What makes an awesome personal trainer?
October 2, 2011 2:44 AM   Subscribe

I want to be an awesome personal trainer - please tell me what you love most about your (current or past) personal trainer! What was it about their approach/attitude/personality/etc that made you love working with them? What big or little things made the difference for you? What made them fun and inspiring? What did they do that helped make exercising a positive, empowering experience for you?
posted by lifethatihavenotlivedyet to Health & Fitness (18 answers total) 3 users marked this as a favorite
 
The only decent PT I've ever had made it very super clear to me that nutrition was actually more important than what I did in the gym.
posted by smoke at 3:26 AM on October 2, 2011


Talking about other shit besides working out!! Granted my trainer was already a friend, so it was natural for us, but he makes a point to do that with his other clients too. Nothing makes me dread a workout more than the prospect of discussing working out for 30 minutes.
posted by drjimmy11 at 3:42 AM on October 2, 2011 [2 favorites]


I have used three - all of them good in different ways, but three things come to mind:
1. NEVER carry or answer your cell phone when you are training. Ever. (Universal)
2. Don't pull high school coach crap. I need a trainer, not a cheerleader and certainly not a gym teacher. So no yelling in my ear telling me "ONE MORE" or "LET'S DO IT!" etc. (This may just be my thing)
3. One of the best trainers I had constantly broke rule #1 but he really got into things with me. He wasn't afraid or weird about being really physical - more than once he essentially spooned me to help me with the final squat. And then wasn't weird about it. That was really nice. He was the one I made the most progress with.
posted by Tchad at 5:11 AM on October 2, 2011


Lack of judgement: Framing everything in terms of gaining strength, health, flexibility, and NOT in terms of losing weight or dress sizes. I mean, it's great to talk about how to lose weight if that's what your client wants -- but absolutely don't assume. It can be a very touchy subject, particularly for people who have had a lifelong weight issue.

Also: Keen observation and offering suggestions or alternatives for working out even without the trainer. "Oh, is that hurting your knees? Be sure to X." "As soon as you can do Y without getting tired, we'll move you on to Z instead." It's nice to feel in the loop regarding your own fitness plan.
posted by Andrhia at 5:52 AM on October 2, 2011 [1 favorite]


My trainer is fantastic and I'd echo what drjimmy11 said about conversation: We talk about a ton of stuff during the workout and rarely actually talk about working out itself. That means that I see him more as a workout partner and friend rather than someone I'm paying to push me. He stacks the weight and I just do it. Then we talk about girls and hockey.

And never roll your eyes or judge or tsk-tsk if your client isn't following everything to a tee.
posted by fso at 6:48 AM on October 2, 2011


My trainer has become a really good friend. And having overheard him w other clients, I can tell he tailors his attitude to each. Also, something huge is that he has figured out the difference between my whining (and pushes me harder) and my "no, seriously, that HURTS" (and it's time to stop or modify).

Supplied material
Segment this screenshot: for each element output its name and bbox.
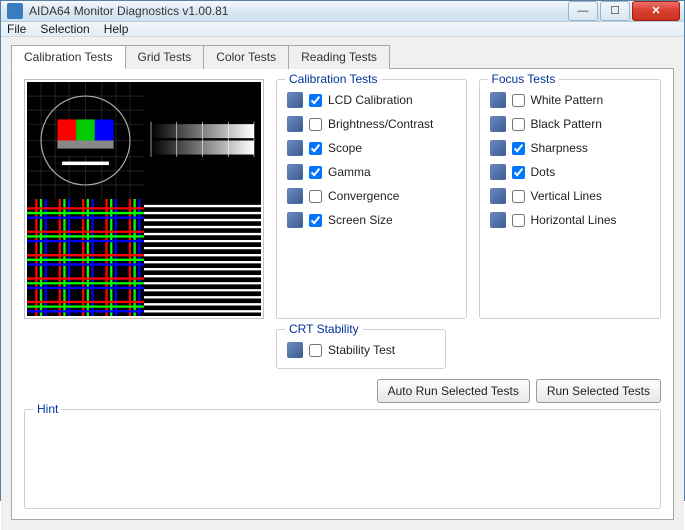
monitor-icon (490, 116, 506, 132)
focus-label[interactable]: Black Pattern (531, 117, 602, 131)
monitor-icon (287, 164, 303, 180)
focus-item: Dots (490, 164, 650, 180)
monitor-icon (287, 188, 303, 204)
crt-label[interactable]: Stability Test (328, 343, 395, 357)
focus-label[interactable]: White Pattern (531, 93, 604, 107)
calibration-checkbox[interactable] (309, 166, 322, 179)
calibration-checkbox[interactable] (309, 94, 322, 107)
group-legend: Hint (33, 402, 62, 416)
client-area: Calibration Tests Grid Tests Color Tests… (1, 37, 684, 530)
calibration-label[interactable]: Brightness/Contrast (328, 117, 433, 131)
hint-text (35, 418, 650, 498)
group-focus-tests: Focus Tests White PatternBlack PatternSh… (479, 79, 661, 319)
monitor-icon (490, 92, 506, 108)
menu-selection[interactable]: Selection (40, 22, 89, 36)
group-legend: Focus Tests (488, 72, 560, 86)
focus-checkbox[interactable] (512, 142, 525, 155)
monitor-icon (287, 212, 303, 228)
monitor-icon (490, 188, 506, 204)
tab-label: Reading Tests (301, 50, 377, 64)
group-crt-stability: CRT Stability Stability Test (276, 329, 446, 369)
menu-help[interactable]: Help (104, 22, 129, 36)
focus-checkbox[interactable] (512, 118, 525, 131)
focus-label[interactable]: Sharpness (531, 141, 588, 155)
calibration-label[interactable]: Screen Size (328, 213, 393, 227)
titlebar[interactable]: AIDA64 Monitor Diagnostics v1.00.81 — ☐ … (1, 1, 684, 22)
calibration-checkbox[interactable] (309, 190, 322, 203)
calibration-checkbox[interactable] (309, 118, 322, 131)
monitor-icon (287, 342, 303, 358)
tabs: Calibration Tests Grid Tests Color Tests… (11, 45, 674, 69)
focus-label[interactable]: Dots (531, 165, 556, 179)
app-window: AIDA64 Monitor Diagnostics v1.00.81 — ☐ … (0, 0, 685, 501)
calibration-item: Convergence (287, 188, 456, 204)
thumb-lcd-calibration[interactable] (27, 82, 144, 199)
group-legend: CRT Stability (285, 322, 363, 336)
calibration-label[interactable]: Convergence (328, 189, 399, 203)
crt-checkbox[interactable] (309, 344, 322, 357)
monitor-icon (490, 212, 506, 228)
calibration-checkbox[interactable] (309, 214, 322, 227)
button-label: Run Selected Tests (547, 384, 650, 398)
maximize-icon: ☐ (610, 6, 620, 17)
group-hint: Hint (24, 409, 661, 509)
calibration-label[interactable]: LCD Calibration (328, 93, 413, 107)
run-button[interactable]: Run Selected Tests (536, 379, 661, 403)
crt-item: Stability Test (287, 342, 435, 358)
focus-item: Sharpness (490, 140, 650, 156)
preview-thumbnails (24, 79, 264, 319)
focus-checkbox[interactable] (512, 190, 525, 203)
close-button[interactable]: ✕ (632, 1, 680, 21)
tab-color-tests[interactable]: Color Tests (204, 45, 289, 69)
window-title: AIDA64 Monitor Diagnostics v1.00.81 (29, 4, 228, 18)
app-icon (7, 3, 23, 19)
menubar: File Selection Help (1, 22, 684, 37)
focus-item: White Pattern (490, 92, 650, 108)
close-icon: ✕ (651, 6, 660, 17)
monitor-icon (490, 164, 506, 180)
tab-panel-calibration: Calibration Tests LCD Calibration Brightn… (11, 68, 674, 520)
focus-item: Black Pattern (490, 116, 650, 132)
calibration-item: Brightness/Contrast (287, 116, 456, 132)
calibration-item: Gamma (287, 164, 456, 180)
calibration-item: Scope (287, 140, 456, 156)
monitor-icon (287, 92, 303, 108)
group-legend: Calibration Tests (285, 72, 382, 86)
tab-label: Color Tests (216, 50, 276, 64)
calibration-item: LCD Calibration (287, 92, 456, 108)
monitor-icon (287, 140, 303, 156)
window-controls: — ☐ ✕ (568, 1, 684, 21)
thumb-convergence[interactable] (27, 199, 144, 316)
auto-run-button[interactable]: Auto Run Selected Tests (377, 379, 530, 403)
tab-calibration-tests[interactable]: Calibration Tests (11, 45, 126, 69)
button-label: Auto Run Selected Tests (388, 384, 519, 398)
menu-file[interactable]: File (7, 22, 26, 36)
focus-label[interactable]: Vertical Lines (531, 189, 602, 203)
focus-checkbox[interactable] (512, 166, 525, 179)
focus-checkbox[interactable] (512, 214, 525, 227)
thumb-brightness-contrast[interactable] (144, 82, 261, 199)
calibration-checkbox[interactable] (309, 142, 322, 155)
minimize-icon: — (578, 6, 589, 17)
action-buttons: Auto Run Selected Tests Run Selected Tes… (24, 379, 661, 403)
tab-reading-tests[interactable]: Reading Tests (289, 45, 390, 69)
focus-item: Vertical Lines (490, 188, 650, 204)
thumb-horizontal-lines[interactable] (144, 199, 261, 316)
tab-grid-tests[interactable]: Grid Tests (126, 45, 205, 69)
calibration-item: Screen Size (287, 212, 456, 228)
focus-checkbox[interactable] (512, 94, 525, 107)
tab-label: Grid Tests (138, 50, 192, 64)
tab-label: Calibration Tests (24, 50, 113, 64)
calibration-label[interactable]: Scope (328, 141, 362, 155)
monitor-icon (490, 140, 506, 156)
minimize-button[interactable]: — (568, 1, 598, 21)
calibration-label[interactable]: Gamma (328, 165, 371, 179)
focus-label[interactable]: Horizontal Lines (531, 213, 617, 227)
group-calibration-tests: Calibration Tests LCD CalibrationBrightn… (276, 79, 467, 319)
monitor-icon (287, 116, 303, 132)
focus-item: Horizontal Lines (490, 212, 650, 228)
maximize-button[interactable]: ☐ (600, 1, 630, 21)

Problem set
1. Name every user who appears in a "posted by" line in the personal trainer thread.
2. Copy out the listing, starting at the line that has "monitor-icon (490, 116, 506, 132)" and ending after the line that has "crt-label[interactable]: Stability Test".

Responses
1. lifethatihavenotlivedyet, smoke, drjimmy11, Tchad, Andrhia, fso

2.
monitor-icon (490, 116, 506, 132)
focus-label[interactable]: Black Pattern (531, 117, 602, 131)
monitor-icon (287, 164, 303, 180)
focus-item: Dots (490, 164, 650, 180)
monitor-icon (287, 188, 303, 204)
crt-label[interactable]: Stability Test (328, 343, 395, 357)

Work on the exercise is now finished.